**Task details**
Work through the data line by line, gathering every line that has the word "because".

**Entries supplied**
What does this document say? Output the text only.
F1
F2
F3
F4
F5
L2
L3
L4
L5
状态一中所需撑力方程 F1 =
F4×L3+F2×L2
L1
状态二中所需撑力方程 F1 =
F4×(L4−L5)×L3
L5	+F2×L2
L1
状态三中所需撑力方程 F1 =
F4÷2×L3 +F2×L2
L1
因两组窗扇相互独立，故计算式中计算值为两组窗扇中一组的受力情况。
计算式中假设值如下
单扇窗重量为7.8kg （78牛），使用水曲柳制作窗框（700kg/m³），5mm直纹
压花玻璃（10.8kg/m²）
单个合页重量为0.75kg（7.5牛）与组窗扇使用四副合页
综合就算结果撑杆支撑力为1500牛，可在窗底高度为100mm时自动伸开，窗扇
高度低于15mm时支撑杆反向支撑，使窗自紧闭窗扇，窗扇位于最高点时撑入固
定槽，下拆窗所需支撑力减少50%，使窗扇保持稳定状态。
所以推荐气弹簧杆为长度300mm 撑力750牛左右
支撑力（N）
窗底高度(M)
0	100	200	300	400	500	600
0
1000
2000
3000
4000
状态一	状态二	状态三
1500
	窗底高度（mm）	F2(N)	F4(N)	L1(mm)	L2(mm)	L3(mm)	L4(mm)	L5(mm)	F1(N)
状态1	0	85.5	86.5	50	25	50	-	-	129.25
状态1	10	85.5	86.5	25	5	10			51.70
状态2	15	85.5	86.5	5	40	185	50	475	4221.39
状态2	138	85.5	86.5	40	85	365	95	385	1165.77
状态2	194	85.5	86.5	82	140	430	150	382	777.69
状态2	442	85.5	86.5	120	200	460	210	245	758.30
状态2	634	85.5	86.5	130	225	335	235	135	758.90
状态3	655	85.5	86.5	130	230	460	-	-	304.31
---
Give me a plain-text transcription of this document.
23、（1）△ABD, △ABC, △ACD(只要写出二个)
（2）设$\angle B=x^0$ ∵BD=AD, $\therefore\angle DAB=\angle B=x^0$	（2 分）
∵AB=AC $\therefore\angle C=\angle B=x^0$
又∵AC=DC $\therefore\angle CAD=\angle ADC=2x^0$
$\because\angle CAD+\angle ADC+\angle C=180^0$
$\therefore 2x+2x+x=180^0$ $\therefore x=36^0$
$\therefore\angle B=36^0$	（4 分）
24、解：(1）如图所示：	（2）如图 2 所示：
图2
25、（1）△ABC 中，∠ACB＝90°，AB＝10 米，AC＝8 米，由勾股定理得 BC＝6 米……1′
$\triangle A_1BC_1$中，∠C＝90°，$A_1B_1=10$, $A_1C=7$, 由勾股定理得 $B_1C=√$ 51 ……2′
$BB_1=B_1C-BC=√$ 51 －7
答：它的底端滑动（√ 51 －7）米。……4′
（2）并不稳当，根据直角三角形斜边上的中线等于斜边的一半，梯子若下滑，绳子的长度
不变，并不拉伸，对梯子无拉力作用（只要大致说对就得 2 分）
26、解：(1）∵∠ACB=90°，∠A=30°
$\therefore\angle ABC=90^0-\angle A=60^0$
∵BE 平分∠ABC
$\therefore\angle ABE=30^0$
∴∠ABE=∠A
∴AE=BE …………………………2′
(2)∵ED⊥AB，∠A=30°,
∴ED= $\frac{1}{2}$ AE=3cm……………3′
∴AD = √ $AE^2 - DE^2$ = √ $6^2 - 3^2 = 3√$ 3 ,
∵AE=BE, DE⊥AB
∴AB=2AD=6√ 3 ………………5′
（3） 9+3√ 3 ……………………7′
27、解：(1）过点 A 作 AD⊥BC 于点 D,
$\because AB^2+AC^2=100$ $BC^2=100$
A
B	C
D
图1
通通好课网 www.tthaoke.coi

**Response to the exercise**
$\because\angle CAD+\angle ADC+\angle C=180^0$
$\because AB^2+AC^2=100$ $BC^2=100$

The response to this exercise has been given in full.